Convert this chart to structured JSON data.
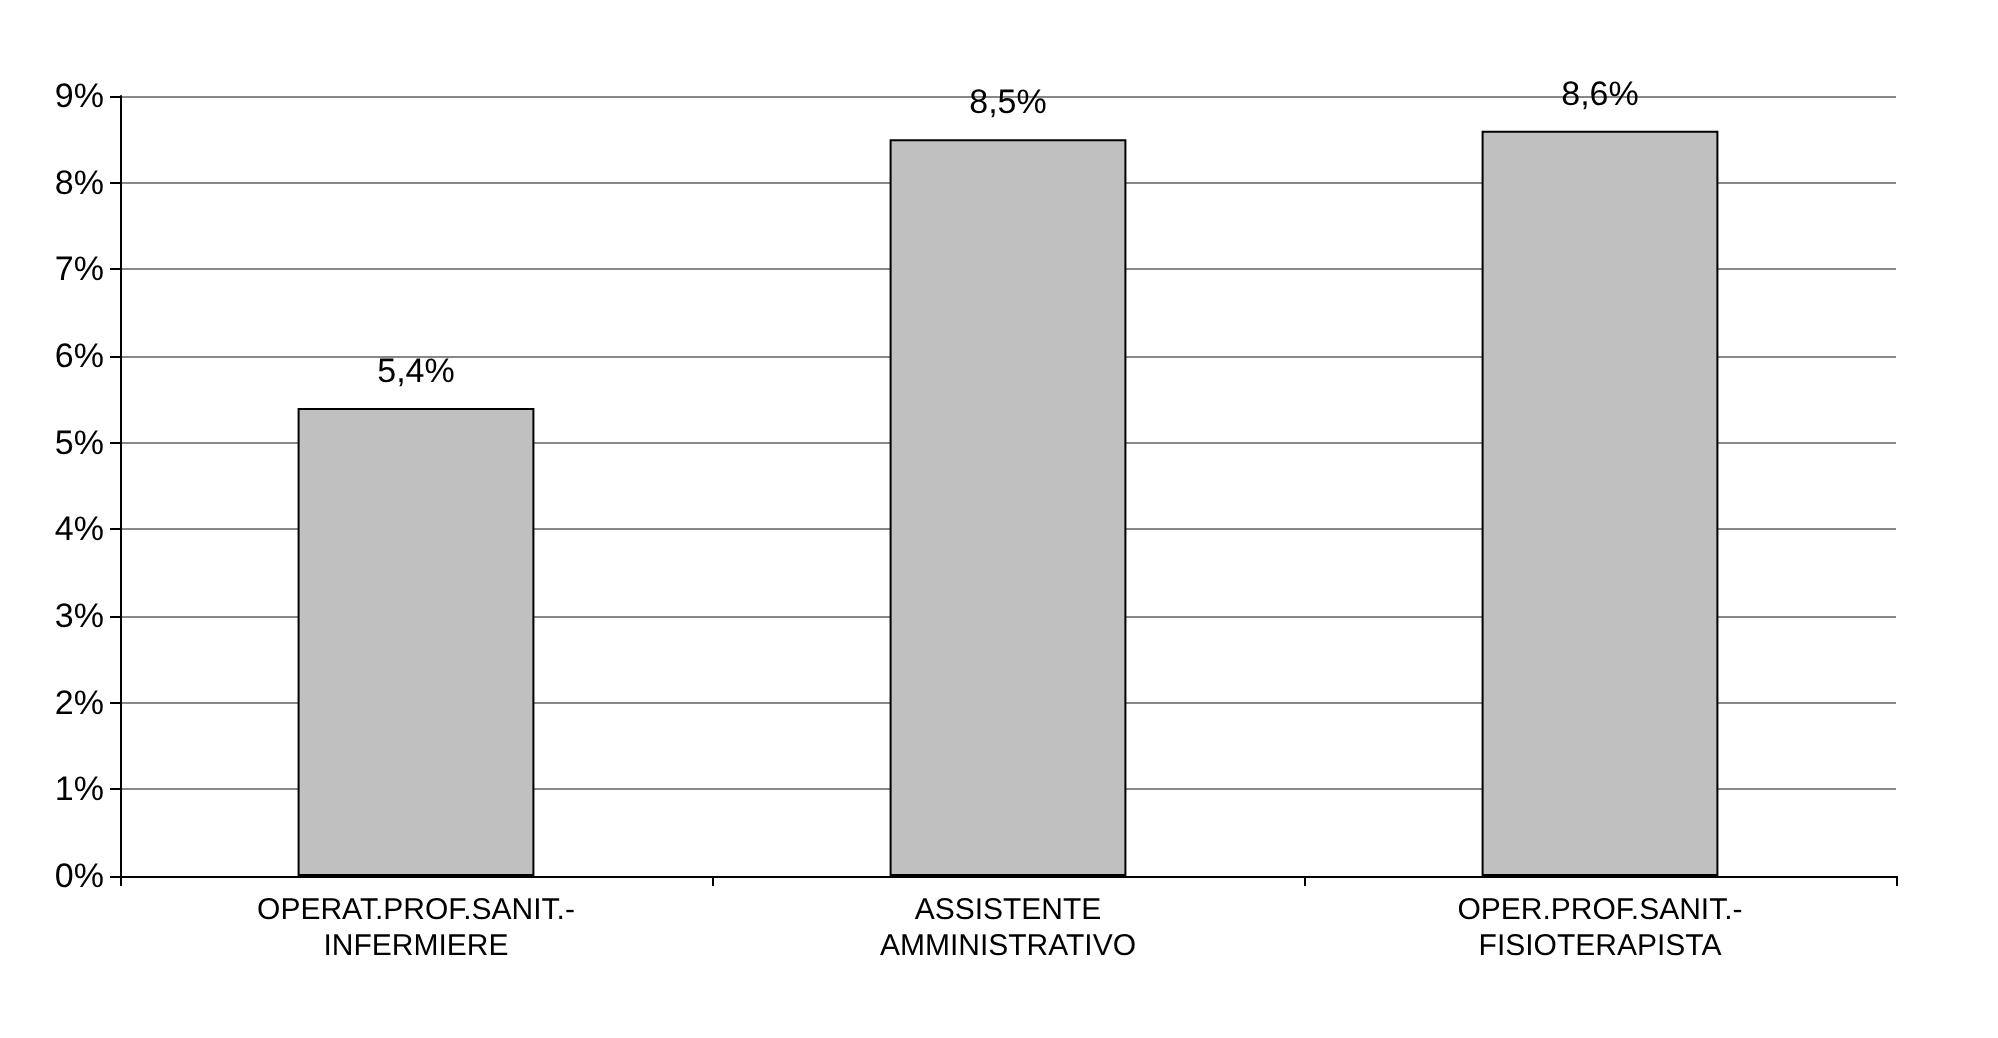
{
  "chart_data": {
    "type": "bar",
    "categories": [
      "OPERAT.PROF.SANIT.-\nINFERMIERE",
      "ASSISTENTE\nAMMINISTRATIVO",
      "OPER.PROF.SANIT.-\nFISIOTERAPISTA"
    ],
    "values": [
      5.4,
      8.5,
      8.6
    ],
    "value_labels": [
      "5,4%",
      "8,5%",
      "8,6%"
    ],
    "color": "#c0c0c0",
    "ylim": [
      0,
      9
    ],
    "yticks": [
      {
        "value": 0,
        "label": "0%"
      },
      {
        "value": 1,
        "label": "1%"
      },
      {
        "value": 2,
        "label": "2%"
      },
      {
        "value": 3,
        "label": "3%"
      },
      {
        "value": 4,
        "label": "4%"
      },
      {
        "value": 5,
        "label": "5%"
      },
      {
        "value": 6,
        "label": "6%"
      },
      {
        "value": 7,
        "label": "7%"
      },
      {
        "value": 8,
        "label": "8%"
      },
      {
        "value": 9,
        "label": "9%"
      }
    ],
    "grid": "y"
  }
}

★ ★ ★ ★ ★

__GOAL__
Leave out the pictures, and give all the records again exactly.

__SOLUTION TO THE EXERCISE__
Convert this chart to structured JSON data.
{
  "chart_data": {
    "type": "bar",
    "categories": [
      "OPERAT.PROF.SANIT.-\nINFERMIERE",
      "ASSISTENTE\nAMMINISTRATIVO",
      "OPER.PROF.SANIT.-\nFISIOTERAPISTA"
    ],
    "values": [
      5.4,
      8.5,
      8.6
    ],
    "value_labels": [
      "5,4%",
      "8,5%",
      "8,6%"
    ],
    "color": "#c0c0c0",
    "ylim": [
      0,
      9
    ],
    "yticks": [
      {
        "value": 0,
        "label": "0%"
      },
      {
        "value": 1,
        "label": "1%"
      },
      {
        "value": 2,
        "label": "2%"
      },
      {
        "value": 3,
        "label": "3%"
      },
      {
        "value": 4,
        "label": "4%"
      },
      {
        "value": 5,
        "label": "5%"
      },
      {
        "value": 6,
        "label": "6%"
      },
      {
        "value": 7,
        "label": "7%"
      },
      {
        "value": 8,
        "label": "8%"
      },
      {
        "value": 9,
        "label": "9%"
      }
    ],
    "grid": "y"
  }
}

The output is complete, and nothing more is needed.